Dataset items:

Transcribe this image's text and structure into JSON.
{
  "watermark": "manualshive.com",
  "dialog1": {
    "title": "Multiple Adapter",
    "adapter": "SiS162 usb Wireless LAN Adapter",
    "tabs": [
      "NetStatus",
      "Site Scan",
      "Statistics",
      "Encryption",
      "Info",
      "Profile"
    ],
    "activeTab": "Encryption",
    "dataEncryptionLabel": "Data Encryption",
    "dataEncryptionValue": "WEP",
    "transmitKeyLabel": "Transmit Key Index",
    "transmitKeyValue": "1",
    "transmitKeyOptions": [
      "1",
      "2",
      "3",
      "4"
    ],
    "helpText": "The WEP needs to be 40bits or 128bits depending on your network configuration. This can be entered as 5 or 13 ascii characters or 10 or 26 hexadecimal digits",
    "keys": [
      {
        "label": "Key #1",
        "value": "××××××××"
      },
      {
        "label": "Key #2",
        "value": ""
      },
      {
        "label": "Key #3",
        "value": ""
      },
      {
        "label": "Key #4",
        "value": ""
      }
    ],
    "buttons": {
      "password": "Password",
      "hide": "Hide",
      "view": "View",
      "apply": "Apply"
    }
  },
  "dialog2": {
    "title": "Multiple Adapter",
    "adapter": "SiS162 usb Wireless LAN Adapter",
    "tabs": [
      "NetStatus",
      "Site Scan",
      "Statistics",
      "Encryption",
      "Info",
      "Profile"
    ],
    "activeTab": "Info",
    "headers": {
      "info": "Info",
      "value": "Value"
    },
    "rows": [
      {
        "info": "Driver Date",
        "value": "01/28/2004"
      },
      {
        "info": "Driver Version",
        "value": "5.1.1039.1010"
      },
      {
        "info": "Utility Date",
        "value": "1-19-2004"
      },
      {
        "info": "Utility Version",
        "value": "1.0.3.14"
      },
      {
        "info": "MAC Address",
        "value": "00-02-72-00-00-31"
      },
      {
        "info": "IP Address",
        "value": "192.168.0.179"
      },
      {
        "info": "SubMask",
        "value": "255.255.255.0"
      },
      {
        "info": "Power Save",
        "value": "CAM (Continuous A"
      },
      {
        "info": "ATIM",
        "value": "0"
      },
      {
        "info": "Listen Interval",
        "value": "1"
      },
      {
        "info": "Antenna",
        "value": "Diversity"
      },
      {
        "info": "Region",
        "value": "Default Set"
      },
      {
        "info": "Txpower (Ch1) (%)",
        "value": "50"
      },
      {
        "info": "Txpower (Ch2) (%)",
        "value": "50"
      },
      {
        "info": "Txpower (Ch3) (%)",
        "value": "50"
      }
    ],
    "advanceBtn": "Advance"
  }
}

WHAT THE EXERCISE ASKS:
Copy every line of the material, please, keeping it exactly the same.

TASK RESPONSE:
Transcribe this image's text and structure into JSON.
{
  "watermark": "manualshive.com",
  "dialog1": {
    "title": "Multiple Adapter",
    "adapter": "SiS162 usb Wireless LAN Adapter",
    "tabs": [
      "NetStatus",
      "Site Scan",
      "Statistics",
      "Encryption",
      "Info",
      "Profile"
    ],
    "activeTab": "Encryption",
    "dataEncryptionLabel": "Data Encryption",
    "dataEncryptionValue": "WEP",
    "transmitKeyLabel": "Transmit Key Index",
    "transmitKeyValue": "1",
    "transmitKeyOptions": [
      "1",
      "2",
      "3",
      "4"
    ],
    "helpText": "The WEP needs to be 40bits or 128bits depending on your network configuration. This can be entered as 5 or 13 ascii characters or 10 or 26 hexadecimal digits",
    "keys": [
      {
        "label": "Key #1",
        "value": "××××××××"
      },
      {
        "label": "Key #2",
        "value": ""
      },
      {
        "label": "Key #3",
        "value": ""
      },
      {
        "label": "Key #4",
        "value": ""
      }
    ],
    "buttons": {
      "password": "Password",
      "hide": "Hide",
      "view": "View",
      "apply": "Apply"
    }
  },
  "dialog2": {
    "title": "Multiple Adapter",
    "adapter": "SiS162 usb Wireless LAN Adapter",
    "tabs": [
      "NetStatus",
      "Site Scan",
      "Statistics",
      "Encryption",
      "Info",
      "Profile"
    ],
    "activeTab": "Info",
    "headers": {
      "info": "Info",
      "value": "Value"
    },
    "rows": [
      {
        "info": "Driver Date",
        "value": "01/28/2004"
      },
      {
        "info": "Driver Version",
        "value": "5.1.1039.1010"
      },
      {
        "info": "Utility Date",
        "value": "1-19-2004"
      },
      {
        "info": "Utility Version",
        "value": "1.0.3.14"
      },
      {
        "info": "MAC Address",
        "value": "00-02-72-00-00-31"
      },
      {
        "info": "IP Address",
        "value": "192.168.0.179"
      },
      {
        "info": "SubMask",
        "value": "255.255.255.0"
      },
      {
        "info": "Power Save",
        "value": "CAM (Continuous A"
      },
      {
        "info": "ATIM",
        "value": "0"
      },
      {
        "info": "Listen Interval",
        "value": "1"
      },
      {
        "info": "Antenna",
        "value": "Diversity"
      },
      {
        "info": "Region",
        "value": "Default Set"
      },
      {
        "info": "Txpower (Ch1) (%)",
        "value": "50"
      },
      {
        "info": "Txpower (Ch2) (%)",
        "value": "50"
      },
      {
        "info": "Txpower (Ch3) (%)",
        "value": "50"
      }
    ],
    "advanceBtn": "Advance"
  }
}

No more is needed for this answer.